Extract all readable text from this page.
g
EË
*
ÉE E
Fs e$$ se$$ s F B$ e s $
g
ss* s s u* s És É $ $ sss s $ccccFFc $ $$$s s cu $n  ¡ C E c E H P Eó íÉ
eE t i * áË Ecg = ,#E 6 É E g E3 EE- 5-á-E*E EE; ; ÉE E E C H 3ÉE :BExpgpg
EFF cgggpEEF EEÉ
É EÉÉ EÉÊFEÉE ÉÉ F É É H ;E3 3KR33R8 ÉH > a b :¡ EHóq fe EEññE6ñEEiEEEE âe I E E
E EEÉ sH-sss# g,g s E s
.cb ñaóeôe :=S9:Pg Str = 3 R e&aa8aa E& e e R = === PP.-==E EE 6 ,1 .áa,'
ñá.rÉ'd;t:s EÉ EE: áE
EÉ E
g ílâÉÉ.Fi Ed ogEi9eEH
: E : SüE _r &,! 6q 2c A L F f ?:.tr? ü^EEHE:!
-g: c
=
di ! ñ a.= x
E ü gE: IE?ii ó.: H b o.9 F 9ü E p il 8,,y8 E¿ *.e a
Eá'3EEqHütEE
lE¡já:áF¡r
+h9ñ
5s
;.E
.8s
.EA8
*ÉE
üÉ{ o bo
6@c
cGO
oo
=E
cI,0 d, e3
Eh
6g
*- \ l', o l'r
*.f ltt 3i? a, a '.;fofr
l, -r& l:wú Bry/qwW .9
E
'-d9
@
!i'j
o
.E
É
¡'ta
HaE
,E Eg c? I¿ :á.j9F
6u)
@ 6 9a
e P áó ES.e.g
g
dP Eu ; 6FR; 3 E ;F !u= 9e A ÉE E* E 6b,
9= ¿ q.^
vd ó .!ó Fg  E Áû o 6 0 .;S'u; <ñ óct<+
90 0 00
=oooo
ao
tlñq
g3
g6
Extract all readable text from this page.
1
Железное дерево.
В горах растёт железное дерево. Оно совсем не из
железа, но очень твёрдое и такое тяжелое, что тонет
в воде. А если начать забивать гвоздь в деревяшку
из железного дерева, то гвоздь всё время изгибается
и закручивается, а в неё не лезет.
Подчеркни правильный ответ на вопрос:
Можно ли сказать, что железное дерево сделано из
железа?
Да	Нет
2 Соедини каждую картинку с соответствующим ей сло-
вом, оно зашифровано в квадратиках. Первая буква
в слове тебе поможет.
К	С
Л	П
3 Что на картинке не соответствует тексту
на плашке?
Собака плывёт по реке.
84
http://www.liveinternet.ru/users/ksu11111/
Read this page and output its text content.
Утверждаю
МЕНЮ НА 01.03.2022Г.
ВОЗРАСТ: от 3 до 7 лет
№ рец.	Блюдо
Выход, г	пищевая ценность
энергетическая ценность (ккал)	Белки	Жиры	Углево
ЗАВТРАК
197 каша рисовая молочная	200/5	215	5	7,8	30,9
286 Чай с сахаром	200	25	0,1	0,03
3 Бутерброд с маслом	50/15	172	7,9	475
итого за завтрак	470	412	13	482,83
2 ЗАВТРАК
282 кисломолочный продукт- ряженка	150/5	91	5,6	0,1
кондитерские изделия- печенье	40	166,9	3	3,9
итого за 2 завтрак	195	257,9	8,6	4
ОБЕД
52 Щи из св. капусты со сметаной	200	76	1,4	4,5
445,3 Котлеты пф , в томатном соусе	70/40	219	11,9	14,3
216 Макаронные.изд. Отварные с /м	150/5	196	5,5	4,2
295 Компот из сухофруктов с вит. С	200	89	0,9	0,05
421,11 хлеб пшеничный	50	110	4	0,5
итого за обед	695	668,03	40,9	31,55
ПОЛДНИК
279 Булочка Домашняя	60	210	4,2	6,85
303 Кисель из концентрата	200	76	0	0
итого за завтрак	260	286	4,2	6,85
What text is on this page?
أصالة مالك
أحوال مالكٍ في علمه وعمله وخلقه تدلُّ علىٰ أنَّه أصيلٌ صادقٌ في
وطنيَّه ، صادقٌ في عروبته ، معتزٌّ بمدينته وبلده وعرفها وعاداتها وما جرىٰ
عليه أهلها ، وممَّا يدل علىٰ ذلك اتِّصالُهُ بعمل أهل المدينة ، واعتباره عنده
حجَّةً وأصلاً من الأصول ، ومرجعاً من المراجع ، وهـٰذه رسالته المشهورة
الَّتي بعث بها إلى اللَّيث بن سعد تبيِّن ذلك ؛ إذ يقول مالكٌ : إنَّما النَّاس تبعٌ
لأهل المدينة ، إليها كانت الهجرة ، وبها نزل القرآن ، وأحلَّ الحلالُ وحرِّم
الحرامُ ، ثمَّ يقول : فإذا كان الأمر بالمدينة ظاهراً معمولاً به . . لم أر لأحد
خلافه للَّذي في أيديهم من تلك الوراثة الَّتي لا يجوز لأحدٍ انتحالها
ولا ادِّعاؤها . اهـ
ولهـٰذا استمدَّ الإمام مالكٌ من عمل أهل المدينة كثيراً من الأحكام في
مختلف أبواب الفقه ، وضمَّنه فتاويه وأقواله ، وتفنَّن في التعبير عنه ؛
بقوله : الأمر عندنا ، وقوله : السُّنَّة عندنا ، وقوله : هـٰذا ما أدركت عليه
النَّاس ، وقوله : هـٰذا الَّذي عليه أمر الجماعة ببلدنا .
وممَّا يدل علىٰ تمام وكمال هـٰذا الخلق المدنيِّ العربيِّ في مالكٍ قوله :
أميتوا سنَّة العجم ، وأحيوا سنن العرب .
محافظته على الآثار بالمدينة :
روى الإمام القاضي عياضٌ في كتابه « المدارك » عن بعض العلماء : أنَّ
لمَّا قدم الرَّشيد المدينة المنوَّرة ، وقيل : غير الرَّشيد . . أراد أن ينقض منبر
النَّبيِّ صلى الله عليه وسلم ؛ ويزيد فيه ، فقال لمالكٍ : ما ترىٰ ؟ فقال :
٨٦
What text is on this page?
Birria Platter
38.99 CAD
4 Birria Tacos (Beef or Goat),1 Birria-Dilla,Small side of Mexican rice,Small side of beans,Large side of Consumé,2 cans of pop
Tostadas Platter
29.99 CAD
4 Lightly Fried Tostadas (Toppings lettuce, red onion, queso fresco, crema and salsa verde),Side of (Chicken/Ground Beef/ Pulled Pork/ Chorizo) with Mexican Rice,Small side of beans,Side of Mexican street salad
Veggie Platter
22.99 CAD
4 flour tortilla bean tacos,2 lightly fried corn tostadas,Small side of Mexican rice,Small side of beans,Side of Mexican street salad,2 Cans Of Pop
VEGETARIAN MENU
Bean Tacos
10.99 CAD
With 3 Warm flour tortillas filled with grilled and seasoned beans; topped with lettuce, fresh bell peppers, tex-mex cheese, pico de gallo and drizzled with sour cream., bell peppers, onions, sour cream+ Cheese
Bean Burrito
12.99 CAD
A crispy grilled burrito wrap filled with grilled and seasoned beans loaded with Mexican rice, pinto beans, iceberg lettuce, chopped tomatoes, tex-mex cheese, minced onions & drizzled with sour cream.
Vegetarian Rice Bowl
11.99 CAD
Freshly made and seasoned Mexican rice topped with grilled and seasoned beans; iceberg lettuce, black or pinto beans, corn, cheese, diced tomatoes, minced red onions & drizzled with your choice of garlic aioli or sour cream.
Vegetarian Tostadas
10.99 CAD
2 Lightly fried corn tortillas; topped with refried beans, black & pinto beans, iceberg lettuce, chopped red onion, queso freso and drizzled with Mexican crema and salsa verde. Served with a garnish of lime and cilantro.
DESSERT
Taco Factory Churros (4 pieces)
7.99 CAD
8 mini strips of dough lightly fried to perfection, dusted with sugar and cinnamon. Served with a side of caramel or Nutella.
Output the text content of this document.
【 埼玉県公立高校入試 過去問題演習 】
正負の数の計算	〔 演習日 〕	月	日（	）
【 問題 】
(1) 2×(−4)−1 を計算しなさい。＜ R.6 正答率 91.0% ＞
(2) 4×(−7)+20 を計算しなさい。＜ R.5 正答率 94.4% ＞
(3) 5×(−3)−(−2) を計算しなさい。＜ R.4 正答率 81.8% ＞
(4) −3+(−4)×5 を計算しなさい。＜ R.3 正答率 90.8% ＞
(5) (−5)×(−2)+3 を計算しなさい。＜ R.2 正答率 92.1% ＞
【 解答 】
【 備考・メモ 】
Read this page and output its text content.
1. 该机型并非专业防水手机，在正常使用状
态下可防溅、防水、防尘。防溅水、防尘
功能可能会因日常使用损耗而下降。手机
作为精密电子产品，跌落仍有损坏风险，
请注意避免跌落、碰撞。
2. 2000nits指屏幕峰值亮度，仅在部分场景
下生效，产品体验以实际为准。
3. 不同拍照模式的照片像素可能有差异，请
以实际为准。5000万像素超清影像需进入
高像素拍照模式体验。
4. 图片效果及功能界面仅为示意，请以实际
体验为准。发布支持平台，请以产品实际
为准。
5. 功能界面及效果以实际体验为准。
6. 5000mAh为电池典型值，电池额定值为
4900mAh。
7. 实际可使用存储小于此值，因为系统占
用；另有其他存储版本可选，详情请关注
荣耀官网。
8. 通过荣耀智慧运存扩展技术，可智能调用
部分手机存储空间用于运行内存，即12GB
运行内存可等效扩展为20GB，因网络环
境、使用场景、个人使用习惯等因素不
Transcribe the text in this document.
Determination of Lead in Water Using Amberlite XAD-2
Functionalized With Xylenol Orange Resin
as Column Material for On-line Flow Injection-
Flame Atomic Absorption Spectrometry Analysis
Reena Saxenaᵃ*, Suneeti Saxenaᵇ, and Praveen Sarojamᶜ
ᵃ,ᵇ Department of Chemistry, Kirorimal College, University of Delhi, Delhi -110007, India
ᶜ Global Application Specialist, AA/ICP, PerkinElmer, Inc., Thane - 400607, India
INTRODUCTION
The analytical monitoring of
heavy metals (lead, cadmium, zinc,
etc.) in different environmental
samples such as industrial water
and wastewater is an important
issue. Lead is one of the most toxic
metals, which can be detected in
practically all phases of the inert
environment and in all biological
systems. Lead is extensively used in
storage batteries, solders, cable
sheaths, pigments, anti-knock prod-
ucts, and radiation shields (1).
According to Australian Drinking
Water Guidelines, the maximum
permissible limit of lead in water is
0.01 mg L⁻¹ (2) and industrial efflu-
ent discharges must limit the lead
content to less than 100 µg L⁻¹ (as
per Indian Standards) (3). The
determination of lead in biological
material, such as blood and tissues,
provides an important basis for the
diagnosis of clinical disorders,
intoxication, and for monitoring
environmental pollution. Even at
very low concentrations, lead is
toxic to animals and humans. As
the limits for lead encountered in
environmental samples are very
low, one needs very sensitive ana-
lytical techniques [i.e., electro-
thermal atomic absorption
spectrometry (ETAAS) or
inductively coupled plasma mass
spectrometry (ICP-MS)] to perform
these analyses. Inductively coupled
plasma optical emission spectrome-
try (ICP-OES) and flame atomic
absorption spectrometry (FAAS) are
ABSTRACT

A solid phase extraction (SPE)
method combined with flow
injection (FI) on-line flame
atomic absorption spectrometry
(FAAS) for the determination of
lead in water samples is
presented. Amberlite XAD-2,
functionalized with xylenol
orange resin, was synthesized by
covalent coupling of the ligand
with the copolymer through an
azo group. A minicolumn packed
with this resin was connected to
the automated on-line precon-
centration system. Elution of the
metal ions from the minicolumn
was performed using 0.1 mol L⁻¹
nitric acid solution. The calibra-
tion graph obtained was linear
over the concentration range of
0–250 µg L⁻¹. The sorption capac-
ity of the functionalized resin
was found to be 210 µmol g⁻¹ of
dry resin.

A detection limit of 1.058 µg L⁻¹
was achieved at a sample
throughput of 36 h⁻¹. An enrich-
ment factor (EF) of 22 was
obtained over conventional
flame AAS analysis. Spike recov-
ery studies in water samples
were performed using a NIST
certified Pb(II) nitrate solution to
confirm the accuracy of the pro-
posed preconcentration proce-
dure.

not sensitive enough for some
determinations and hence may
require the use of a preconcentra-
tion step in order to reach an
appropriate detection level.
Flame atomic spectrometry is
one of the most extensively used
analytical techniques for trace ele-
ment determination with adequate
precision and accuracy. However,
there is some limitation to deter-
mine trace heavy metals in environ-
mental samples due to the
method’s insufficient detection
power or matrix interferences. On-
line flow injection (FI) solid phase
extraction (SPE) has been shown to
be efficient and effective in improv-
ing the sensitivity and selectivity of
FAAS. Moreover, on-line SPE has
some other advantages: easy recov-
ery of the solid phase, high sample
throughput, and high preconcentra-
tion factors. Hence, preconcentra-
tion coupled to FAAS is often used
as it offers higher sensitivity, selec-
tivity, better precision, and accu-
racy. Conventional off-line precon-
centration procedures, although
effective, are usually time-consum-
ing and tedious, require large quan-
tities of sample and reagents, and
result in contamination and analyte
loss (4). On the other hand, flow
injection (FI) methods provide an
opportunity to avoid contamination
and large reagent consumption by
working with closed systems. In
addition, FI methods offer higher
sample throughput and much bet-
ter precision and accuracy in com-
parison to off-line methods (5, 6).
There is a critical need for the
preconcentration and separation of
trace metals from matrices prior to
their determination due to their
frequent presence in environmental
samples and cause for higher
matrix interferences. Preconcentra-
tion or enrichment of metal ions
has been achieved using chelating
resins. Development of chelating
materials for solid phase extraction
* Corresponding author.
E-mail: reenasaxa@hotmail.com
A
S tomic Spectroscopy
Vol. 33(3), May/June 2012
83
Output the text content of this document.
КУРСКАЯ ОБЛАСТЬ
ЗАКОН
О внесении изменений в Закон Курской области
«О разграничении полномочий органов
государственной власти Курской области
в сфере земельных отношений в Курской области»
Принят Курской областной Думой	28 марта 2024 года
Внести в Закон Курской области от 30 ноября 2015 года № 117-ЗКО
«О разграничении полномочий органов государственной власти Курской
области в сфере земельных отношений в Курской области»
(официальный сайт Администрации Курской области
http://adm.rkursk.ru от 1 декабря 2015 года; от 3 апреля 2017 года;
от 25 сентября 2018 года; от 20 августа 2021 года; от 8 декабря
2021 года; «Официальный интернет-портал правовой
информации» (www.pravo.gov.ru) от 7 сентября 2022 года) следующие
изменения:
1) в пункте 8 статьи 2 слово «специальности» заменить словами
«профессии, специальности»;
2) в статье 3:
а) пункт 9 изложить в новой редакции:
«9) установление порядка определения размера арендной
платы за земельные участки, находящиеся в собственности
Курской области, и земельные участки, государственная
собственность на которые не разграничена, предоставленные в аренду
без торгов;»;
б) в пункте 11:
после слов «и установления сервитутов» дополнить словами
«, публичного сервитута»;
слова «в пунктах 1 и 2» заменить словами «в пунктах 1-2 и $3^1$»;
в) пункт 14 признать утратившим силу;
=-=-=-=-=
Given problem ->
Tally how many lines of the records hold the word "государственной". Answer with the number only.

Solution for this task ->
2